Your objective → Working from the line that contains "Decode this image" down to the last line below, repeat each line exactly.

Data lines →
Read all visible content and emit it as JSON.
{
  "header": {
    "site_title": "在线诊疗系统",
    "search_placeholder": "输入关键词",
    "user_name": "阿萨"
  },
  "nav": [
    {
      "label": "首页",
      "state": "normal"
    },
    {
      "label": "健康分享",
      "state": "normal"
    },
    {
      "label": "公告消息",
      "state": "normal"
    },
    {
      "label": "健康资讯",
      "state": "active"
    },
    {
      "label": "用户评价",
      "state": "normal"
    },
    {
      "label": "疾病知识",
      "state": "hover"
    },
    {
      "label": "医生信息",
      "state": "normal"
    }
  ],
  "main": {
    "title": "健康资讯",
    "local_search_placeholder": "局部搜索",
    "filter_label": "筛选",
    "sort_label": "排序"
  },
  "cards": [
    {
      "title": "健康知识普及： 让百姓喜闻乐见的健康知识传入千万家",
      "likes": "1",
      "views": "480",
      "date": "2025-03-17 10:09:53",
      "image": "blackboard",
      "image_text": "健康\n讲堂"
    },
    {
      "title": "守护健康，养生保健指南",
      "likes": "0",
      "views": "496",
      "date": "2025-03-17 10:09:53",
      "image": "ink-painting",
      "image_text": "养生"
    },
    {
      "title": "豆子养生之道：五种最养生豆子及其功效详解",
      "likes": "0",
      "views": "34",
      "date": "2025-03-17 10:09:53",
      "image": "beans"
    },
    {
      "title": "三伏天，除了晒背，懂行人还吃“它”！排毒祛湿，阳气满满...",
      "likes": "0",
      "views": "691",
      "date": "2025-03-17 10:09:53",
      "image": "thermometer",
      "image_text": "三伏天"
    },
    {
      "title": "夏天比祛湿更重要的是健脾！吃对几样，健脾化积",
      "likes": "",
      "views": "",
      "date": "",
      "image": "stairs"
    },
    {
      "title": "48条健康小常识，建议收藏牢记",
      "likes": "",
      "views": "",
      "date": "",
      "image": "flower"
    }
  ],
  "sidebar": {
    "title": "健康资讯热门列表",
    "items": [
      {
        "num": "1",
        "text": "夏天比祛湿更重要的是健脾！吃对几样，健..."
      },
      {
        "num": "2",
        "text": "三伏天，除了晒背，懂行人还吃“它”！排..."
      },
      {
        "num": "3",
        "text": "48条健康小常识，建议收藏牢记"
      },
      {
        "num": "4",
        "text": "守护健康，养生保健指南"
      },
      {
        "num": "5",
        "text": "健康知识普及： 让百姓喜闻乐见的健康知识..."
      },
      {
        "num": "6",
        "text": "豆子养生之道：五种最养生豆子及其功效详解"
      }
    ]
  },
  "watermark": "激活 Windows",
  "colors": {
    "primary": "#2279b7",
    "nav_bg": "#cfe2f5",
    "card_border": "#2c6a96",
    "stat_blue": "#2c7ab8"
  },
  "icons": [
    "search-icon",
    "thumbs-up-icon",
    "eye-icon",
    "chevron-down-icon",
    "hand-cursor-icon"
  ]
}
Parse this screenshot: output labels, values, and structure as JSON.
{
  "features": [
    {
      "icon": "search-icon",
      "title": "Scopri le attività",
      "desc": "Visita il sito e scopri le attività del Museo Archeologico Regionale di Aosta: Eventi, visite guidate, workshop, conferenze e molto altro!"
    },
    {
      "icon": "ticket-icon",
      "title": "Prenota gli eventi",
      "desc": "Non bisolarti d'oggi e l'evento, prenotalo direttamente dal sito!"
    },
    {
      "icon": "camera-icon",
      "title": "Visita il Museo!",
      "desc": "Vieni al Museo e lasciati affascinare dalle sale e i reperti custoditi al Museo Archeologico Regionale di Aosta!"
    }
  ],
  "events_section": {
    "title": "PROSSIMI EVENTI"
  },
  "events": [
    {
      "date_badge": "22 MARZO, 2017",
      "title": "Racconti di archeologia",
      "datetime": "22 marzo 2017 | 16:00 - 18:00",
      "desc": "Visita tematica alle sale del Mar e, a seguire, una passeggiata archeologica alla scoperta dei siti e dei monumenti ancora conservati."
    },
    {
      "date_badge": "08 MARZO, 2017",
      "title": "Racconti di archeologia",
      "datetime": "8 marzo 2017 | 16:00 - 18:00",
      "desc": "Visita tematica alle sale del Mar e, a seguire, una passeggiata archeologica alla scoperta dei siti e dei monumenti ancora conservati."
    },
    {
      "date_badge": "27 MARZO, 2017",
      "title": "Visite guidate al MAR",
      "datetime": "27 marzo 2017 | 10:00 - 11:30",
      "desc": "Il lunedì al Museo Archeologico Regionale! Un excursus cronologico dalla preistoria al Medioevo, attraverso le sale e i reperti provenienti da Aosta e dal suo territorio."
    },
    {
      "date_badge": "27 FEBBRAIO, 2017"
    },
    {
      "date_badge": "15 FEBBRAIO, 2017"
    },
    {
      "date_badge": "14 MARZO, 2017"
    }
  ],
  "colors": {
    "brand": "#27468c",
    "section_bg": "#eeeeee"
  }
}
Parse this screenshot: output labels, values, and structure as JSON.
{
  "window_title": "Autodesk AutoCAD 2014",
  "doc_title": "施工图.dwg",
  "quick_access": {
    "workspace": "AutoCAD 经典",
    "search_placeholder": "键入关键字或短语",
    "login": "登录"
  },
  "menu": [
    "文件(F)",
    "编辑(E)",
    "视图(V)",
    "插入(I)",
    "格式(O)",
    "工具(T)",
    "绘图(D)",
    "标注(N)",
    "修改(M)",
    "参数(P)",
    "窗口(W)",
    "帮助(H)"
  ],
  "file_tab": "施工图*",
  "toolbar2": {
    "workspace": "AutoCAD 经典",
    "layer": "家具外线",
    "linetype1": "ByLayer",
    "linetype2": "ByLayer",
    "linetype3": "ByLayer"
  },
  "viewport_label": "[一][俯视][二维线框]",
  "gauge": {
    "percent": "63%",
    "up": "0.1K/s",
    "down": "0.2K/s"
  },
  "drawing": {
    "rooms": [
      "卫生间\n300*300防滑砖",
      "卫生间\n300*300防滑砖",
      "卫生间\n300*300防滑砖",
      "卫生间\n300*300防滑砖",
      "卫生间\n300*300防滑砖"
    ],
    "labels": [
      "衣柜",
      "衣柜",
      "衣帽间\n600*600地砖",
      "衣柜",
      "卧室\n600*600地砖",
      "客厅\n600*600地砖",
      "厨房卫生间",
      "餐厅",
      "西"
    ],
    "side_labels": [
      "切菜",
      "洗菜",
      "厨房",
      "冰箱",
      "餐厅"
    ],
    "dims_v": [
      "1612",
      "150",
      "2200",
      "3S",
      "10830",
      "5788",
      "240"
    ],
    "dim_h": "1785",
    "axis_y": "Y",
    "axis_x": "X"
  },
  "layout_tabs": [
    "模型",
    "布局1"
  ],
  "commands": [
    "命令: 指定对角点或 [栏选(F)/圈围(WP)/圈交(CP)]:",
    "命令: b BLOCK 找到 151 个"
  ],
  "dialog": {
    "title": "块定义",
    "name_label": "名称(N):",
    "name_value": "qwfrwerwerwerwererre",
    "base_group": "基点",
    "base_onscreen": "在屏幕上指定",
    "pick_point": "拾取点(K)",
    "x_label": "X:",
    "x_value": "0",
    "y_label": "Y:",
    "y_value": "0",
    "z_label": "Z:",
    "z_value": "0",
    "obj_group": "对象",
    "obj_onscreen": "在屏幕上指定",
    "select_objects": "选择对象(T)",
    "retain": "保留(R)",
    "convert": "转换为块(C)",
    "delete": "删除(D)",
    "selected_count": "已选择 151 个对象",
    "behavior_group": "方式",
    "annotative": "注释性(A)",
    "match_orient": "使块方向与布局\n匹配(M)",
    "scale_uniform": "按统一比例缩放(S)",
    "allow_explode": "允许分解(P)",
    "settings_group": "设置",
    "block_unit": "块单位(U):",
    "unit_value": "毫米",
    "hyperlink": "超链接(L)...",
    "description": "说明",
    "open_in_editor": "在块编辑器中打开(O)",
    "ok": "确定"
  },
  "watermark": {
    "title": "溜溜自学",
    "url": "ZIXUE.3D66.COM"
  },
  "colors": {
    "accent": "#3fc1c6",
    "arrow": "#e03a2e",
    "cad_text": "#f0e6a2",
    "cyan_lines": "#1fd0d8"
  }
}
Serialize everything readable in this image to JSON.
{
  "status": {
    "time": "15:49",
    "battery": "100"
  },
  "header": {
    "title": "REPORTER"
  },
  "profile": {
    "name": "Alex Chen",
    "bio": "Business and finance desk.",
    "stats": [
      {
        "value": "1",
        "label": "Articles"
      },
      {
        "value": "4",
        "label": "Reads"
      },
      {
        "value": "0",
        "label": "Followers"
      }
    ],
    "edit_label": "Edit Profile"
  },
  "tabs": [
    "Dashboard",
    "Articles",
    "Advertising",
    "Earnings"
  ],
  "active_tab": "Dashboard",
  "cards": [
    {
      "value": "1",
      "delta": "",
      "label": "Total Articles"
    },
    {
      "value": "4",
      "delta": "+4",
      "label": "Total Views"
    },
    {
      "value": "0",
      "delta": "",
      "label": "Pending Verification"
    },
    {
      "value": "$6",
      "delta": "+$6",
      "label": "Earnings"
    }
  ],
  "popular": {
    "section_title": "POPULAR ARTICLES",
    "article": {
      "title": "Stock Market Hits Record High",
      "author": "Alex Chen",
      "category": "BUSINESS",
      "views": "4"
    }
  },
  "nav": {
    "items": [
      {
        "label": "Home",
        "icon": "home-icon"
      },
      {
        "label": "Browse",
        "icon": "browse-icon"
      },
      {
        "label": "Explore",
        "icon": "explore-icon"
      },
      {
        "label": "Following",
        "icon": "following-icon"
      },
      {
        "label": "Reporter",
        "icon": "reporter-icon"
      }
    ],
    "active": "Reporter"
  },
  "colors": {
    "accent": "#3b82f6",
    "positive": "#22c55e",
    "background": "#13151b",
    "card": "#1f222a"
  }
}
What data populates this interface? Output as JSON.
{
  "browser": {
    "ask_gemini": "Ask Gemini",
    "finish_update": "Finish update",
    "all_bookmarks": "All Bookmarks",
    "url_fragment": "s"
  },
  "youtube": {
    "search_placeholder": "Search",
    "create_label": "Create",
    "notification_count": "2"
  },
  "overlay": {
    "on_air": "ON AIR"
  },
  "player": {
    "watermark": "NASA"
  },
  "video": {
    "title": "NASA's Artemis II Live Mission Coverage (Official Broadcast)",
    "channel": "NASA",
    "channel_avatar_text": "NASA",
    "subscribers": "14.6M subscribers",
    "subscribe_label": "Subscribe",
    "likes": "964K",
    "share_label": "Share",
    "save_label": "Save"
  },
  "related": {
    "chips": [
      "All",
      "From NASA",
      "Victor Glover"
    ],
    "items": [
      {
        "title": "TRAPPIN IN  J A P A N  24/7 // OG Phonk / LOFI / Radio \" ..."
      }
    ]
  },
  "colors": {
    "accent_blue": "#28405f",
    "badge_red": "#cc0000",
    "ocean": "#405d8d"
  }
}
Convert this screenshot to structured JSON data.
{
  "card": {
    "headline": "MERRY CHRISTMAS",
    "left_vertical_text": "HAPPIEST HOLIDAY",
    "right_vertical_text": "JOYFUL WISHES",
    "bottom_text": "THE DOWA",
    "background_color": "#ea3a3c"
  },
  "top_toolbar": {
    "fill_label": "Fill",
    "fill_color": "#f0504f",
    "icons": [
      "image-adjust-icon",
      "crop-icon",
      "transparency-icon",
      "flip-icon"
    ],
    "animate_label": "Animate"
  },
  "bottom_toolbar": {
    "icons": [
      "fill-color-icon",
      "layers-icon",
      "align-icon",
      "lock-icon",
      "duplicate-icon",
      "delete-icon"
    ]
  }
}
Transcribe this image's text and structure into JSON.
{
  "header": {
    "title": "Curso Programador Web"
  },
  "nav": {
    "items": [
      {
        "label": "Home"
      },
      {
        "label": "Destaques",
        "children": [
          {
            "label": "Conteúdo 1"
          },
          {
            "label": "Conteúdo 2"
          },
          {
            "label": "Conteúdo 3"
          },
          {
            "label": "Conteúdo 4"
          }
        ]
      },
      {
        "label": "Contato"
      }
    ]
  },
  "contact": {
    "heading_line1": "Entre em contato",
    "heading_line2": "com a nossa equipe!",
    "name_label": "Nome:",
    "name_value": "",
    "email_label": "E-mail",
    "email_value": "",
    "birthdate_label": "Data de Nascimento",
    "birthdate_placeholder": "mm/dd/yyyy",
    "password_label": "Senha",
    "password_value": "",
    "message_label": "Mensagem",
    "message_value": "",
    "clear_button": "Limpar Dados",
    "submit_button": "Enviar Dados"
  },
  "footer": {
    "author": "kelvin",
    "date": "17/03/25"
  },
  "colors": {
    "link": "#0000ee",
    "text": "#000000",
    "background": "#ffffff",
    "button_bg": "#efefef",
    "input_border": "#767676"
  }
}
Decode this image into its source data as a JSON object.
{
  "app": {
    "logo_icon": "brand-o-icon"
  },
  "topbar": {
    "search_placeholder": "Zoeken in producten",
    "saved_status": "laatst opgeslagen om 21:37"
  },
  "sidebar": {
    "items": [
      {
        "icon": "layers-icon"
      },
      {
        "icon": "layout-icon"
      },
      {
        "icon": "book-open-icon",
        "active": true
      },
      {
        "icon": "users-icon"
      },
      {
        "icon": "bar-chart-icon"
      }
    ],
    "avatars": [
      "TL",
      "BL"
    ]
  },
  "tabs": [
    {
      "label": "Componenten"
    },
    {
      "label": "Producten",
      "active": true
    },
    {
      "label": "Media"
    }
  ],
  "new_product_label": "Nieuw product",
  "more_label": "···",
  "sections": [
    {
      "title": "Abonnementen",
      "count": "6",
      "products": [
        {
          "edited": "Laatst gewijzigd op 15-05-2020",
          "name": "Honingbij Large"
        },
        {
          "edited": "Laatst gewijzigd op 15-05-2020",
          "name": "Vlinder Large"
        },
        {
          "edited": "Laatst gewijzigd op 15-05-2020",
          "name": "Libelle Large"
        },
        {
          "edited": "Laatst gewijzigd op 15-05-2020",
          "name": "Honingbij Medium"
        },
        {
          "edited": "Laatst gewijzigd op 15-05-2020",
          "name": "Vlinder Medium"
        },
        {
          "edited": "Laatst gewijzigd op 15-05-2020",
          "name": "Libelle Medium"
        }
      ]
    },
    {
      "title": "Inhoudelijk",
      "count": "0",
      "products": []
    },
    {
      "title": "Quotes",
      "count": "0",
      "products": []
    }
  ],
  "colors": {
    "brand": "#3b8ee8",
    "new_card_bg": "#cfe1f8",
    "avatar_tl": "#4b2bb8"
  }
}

Solution to this exercise →
Decode this image into its source data as a JSON object.
{
  "app": {
    "logo_icon": "brand-o-icon"
  },
  "topbar": {
    "search_placeholder": "Zoeken in producten",
    "saved_status": "laatst opgeslagen om 21:37"
  },
  "sidebar": {
    "items": [
      {
        "icon": "layers-icon"
      },
      {
        "icon": "layout-icon"
      },
      {
        "icon": "book-open-icon",
        "active": true
      },
      {
        "icon": "users-icon"
      },
      {
        "icon": "bar-chart-icon"
      }
    ],
    "avatars": [
      "TL",
      "BL"
    ]
  },
  "tabs": [
    {
      "label": "Componenten"
    },
    {
      "label": "Producten",
      "active": true
    },
    {
      "label": "Media"
    }
  ],
  "new_product_label": "Nieuw product",
  "more_label": "···",
  "sections": [
    {
      "title": "Abonnementen",
      "count": "6",
      "products": [
        {
          "edited": "Laatst gewijzigd op 15-05-2020",
          "name": "Honingbij Large"
        },
        {
          "edited": "Laatst gewijzigd op 15-05-2020",
          "name": "Vlinder Large"
        },
        {
          "edited": "Laatst gewijzigd op 15-05-2020",
          "name": "Libelle Large"
        },
        {
          "edited": "Laatst gewijzigd op 15-05-2020",
          "name": "Honingbij Medium"
        },
        {
          "edited": "Laatst gewijzigd op 15-05-2020",
          "name": "Vlinder Medium"
        },
        {
          "edited": "Laatst gewijzigd op 15-05-2020",
          "name": "Libelle Medium"
        }
      ]
    },
    {
      "title": "Inhoudelijk",
      "count": "0",
      "products": []
    },
    {
      "title": "Quotes",
      "count": "0",
      "products": []
    }
  ],
  "colors": {
    "brand": "#3b8ee8",
    "new_card_bg": "#cfe1f8",
    "avatar_tl": "#4b2bb8"
  }
}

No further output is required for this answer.